#### Task details
Narrow the data below down to the lines containing "name".

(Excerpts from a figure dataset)
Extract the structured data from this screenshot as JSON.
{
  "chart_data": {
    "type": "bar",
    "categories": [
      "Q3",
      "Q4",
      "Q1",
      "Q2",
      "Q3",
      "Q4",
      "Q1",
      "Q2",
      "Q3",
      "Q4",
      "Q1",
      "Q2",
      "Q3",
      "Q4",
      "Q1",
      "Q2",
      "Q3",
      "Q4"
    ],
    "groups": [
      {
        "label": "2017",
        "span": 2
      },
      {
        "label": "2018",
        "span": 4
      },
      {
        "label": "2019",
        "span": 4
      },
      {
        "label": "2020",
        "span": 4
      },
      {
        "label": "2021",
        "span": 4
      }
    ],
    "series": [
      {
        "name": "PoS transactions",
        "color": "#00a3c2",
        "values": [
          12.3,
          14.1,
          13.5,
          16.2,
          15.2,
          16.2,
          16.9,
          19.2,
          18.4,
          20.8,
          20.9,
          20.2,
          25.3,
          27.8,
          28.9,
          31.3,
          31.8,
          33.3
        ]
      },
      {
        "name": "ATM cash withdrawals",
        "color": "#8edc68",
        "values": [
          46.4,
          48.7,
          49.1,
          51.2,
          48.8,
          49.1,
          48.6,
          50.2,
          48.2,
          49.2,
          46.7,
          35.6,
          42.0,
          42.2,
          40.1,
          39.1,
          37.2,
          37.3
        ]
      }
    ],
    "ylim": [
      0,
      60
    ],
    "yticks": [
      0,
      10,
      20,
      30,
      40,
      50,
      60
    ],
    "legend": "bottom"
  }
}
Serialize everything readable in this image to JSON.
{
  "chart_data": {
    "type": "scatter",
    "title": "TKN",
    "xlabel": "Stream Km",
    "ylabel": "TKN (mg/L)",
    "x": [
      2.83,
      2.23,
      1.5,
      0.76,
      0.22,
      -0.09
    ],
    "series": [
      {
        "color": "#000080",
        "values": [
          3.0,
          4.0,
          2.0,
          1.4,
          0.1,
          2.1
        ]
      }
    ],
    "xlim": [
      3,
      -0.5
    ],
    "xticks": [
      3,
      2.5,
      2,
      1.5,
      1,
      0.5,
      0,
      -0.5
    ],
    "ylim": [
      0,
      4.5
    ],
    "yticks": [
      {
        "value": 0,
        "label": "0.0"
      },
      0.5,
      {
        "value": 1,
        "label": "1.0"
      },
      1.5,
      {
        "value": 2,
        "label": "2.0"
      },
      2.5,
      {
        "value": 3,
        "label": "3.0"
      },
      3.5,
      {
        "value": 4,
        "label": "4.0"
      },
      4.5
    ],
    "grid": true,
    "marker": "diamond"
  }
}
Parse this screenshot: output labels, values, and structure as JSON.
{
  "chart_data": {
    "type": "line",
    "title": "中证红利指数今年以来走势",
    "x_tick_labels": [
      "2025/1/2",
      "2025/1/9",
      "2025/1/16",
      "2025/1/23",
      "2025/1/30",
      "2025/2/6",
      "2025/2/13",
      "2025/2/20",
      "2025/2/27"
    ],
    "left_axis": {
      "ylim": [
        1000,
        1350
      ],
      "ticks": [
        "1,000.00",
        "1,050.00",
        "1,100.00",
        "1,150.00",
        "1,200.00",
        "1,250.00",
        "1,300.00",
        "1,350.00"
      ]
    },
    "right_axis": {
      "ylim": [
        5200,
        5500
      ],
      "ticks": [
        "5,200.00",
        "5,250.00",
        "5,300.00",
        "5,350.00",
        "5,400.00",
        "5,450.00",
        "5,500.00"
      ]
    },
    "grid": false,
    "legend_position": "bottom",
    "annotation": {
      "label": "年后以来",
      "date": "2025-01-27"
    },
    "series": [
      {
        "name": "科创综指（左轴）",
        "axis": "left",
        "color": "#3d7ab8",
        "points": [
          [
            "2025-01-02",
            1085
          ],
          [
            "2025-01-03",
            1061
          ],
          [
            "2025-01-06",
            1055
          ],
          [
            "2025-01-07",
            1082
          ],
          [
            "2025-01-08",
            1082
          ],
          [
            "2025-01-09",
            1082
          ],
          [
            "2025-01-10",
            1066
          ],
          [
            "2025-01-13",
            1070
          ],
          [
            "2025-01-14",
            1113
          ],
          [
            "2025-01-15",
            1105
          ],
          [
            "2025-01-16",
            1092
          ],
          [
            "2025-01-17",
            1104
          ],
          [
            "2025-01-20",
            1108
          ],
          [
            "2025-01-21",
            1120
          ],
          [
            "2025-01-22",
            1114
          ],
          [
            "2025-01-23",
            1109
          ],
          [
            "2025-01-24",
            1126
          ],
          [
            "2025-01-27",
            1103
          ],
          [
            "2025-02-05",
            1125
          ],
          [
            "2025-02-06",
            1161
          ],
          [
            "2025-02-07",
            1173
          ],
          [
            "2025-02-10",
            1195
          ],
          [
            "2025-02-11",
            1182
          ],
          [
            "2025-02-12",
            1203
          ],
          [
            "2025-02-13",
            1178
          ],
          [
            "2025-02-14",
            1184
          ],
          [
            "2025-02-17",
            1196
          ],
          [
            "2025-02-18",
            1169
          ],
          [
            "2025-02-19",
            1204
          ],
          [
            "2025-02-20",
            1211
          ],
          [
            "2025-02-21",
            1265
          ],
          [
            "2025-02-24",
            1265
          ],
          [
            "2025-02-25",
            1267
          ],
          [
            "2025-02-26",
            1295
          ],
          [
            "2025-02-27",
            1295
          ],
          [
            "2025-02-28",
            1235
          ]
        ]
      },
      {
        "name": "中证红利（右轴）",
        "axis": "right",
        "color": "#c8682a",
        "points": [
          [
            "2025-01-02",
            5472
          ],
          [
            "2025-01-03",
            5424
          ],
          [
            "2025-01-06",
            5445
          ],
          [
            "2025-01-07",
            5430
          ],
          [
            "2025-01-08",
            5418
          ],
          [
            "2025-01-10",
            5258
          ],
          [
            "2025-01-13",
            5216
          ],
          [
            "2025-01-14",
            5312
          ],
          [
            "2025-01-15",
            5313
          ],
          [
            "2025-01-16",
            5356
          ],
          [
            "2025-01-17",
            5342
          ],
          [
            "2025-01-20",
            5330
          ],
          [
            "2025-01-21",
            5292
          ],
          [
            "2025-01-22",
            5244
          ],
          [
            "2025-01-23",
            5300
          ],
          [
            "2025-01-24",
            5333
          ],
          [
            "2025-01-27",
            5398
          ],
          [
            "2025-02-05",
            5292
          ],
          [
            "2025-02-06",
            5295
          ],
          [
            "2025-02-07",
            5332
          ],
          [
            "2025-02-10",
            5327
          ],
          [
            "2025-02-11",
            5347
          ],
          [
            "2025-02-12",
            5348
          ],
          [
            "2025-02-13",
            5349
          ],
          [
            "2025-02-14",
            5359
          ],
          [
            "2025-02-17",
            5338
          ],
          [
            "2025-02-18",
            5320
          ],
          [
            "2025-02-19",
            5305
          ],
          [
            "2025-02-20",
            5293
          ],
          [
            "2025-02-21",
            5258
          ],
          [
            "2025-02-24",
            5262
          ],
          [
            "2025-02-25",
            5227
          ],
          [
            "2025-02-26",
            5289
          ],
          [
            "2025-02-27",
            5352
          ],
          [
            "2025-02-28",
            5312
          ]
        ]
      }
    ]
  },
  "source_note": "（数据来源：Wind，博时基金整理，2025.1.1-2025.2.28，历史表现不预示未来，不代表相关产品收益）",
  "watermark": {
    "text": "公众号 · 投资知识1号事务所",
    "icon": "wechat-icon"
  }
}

#### Output for this exercise
        "name": "PoS transactions",
        "name": "ATM cash withdrawals",
        "name": "科创综指（左轴）",
        "name": "中证红利（右轴）",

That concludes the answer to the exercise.